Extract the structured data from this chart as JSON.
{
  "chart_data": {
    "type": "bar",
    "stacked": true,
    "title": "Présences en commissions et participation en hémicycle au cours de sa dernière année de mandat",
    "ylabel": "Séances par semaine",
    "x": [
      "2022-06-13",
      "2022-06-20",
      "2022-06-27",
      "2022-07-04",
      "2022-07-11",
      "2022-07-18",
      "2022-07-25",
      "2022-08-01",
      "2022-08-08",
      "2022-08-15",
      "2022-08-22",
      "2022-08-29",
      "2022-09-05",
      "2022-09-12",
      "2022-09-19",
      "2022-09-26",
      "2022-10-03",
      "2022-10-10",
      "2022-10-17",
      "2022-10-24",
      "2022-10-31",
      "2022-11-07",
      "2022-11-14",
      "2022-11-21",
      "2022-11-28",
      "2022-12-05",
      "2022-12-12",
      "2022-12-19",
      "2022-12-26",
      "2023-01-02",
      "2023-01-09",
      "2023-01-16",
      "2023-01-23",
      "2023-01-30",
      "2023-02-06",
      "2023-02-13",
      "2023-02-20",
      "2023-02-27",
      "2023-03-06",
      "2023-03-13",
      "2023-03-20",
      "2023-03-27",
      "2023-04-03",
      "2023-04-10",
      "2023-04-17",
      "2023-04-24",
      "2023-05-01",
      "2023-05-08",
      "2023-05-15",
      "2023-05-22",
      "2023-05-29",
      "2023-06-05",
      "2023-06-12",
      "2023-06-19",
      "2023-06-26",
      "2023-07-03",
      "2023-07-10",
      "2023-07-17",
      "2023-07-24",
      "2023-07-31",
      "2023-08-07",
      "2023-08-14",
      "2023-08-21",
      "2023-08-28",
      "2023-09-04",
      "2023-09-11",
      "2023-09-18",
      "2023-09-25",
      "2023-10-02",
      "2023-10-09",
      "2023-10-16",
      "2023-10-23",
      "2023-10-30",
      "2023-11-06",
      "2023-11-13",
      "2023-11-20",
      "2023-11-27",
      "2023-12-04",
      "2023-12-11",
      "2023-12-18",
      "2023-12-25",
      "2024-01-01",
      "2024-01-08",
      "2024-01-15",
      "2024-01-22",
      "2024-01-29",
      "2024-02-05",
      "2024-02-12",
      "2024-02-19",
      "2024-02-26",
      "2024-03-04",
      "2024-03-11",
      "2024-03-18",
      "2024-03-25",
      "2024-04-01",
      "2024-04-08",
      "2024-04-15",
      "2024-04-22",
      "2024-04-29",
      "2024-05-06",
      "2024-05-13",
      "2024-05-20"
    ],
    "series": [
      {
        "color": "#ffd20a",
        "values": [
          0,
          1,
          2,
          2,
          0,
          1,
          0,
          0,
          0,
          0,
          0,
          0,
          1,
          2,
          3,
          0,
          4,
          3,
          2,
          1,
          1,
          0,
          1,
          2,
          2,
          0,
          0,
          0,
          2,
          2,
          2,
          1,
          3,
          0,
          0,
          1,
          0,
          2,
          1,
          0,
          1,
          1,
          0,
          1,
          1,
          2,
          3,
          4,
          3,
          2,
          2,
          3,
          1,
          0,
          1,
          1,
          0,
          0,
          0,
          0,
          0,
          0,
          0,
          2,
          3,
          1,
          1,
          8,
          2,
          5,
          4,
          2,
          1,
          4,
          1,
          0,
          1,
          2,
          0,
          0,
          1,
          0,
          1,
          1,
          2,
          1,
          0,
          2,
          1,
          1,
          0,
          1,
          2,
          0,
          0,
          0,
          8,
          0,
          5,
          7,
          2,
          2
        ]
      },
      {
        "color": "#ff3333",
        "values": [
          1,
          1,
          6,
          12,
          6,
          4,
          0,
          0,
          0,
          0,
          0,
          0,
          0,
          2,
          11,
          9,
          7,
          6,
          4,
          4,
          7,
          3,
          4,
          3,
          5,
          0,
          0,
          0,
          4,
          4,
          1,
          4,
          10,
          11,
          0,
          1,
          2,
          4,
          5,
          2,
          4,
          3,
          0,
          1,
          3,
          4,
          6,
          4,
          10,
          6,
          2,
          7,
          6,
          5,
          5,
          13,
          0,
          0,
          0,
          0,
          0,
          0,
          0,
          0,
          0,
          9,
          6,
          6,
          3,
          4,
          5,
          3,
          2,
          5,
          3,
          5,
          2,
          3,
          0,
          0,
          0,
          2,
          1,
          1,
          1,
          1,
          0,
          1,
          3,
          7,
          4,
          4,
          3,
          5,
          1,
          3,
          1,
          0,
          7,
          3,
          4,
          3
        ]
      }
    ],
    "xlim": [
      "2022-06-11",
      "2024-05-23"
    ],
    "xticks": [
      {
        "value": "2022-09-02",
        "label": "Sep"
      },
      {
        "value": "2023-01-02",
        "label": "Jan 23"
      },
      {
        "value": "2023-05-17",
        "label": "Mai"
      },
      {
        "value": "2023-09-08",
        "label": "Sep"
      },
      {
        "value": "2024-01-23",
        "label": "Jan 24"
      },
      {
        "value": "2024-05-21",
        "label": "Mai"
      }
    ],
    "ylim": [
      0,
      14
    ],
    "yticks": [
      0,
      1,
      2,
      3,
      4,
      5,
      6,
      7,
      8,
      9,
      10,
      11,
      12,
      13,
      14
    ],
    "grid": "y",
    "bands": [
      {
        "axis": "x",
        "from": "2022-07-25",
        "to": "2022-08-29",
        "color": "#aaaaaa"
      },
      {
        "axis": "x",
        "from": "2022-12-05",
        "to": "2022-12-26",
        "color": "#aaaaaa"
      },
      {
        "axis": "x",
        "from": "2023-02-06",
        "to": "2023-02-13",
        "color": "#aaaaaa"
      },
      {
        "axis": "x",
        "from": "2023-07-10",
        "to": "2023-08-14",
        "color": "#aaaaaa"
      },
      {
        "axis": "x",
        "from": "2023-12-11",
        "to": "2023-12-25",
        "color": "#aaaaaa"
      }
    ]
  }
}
☆ ☆ ☆ ☆
### WHAT IS ASKED:
Copy out every line of the data that includes "from".

### RESPONSE TO THE TASK:
Extract the structured data from this chart as JSON.
        "from": "2022-07-25",
        "from": "2022-12-05",
        "from": "2023-02-06",
        "from": "2023-07-10",
        "from": "2023-12-11",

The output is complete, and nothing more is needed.